▸ **阅读节选**
———
由表5可知，不同的种毒接种量对细胞病变的产生有直接影响[7]。当接毒量较小时，病毒达到繁殖高峰的时间延长，细胞整体状态下降，反而不利于病毒增殖，很难出现高毒价。接毒量大了，细胞病变时间提前，病毒增殖快，细胞圆缩脱落，待收获时，病毒死亡较多，所以毒价较低[8]。本次试验结果表明，IBDV的最佳种毒接种量是将毒种1 000倍稀释后，按培养液8%的剂量接种到鸡胚成纤维细胞上。

2.4 "最佳收获时间的优化

制备鸡胚成纤维细胞液450 mL，细胞接种密度为200万/mL，150 mL/瓶，分装3个转瓶。种毒IBDV-B株接种3个转瓶，接毒剂量为12 mL，分别培养48 、72 h和96 h收获。3瓶病毒液无菌检验均符合标准，TCID50测定结果分别为106.17、106.83、105.83，结果见表6。
———
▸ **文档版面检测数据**

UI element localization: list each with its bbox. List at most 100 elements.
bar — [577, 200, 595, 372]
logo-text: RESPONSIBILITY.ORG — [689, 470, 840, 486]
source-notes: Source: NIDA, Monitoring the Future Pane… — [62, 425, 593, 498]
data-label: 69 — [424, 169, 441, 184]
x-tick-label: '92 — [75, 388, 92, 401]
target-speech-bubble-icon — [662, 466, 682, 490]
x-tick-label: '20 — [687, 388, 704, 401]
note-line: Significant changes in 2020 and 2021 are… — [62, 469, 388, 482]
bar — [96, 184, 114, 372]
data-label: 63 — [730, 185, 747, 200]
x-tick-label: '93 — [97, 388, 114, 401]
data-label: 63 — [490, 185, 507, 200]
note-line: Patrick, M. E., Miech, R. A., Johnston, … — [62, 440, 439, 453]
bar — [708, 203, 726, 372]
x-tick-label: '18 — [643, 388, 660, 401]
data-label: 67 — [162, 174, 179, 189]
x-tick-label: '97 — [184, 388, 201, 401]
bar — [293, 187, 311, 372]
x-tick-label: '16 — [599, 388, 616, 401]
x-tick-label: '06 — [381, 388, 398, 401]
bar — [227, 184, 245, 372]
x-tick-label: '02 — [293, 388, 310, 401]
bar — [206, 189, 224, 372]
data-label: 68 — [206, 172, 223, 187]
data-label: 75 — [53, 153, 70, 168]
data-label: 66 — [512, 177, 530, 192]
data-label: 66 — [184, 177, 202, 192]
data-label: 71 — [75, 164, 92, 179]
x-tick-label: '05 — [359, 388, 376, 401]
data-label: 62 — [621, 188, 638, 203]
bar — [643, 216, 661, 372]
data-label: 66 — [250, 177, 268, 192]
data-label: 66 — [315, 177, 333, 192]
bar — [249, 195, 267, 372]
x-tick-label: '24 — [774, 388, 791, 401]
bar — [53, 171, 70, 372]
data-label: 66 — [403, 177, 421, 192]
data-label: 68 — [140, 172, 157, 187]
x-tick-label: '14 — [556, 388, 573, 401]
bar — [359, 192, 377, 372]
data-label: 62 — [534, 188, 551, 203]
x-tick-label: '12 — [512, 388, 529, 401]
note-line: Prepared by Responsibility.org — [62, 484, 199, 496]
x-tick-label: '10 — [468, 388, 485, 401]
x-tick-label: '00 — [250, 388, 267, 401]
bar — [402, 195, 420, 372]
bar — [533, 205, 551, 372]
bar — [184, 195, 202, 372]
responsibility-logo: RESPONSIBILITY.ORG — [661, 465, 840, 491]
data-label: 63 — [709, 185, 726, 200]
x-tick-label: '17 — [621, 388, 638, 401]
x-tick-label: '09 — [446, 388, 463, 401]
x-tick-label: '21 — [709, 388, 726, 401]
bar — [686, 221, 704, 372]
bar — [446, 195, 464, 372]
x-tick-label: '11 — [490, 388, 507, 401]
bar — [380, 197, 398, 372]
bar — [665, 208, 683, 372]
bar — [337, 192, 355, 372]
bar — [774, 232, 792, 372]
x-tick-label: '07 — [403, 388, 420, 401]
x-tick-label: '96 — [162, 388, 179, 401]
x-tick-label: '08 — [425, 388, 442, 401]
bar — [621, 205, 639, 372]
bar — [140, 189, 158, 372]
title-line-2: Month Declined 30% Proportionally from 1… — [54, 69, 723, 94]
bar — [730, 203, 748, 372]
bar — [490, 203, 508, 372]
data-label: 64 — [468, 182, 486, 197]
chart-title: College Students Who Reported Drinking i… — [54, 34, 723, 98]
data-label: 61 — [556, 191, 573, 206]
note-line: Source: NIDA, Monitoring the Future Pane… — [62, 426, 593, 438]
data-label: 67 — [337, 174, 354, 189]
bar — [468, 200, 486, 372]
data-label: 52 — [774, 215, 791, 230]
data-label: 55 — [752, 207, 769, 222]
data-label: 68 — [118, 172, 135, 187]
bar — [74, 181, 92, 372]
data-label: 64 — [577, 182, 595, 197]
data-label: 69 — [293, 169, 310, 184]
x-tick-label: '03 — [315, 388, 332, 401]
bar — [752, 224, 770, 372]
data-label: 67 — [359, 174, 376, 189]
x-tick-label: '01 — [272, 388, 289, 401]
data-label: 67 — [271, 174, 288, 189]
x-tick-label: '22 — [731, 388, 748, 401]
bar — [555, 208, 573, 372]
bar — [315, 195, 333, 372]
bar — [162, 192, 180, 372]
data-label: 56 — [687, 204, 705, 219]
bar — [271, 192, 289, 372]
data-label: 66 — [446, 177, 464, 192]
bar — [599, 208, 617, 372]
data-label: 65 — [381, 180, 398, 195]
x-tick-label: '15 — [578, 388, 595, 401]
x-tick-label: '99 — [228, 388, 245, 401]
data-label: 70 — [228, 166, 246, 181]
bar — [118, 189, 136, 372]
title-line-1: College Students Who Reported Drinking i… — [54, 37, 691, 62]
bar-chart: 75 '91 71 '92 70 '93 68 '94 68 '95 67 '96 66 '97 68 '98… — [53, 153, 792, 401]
———
▸ **任务清单**
1. 抄写关于IBDV病毒培养的节选中从“由表5可知，不同的种毒接种量”开始、到“剂量接种到鸡胚成纤维细胞上。”结束的部分。
2. 续写关于IBDV病毒培养的节选，从其最后一句之后接着写。
这些材料与本练习无关。

▸ **各题答案**
1.
由表5可知，不同的种毒接种量对细胞病变的产生有直接影响[7]。当接毒量较小时，病毒达到繁殖高峰的时间延长，细胞整体状态下降，反而不利于病毒增殖，很难出现高毒价。接毒量大了，细胞病变时间提前，病毒增殖快，细胞圆缩脱落，待收获时，病毒死亡较多，所以毒价较低[8]。本次试验结果表明，IBDV的最佳种毒接种量是将毒种1 000倍稀释后，按培养液8%的剂量接种到鸡胚成纤维细胞上。

2.
由表6的试验结果可见，种毒接种单层细胞48 h后产生明显病变，细胞圆缩脱落；60 h时细胞达到80％以上病变，病毒效价最高；72 h时大量细胞从细胞瓶壁脱落，病毒感染后的细胞呈拉网状，病毒效价下降迅速。上述试验结果与张振华等[7]报道的一致。

3 "结论

鸡传染性法氏囊病毒（IBDV）可在鸡胚成纤维细胞上传代扩繁，本试验从接种细胞密度、种毒接种量和收获时间3个方面进行了工艺优化。试验结果显示，种毒IBDV-B株接种鸡胚成纤维细胞，转瓶培养的最佳生产工艺为接种细胞密度为200万/mL、接种量为毒种1 000倍稀释后培养液的8%、收获时间为60 h、细胞病变80%以上，收获的病毒液中病毒含量最高。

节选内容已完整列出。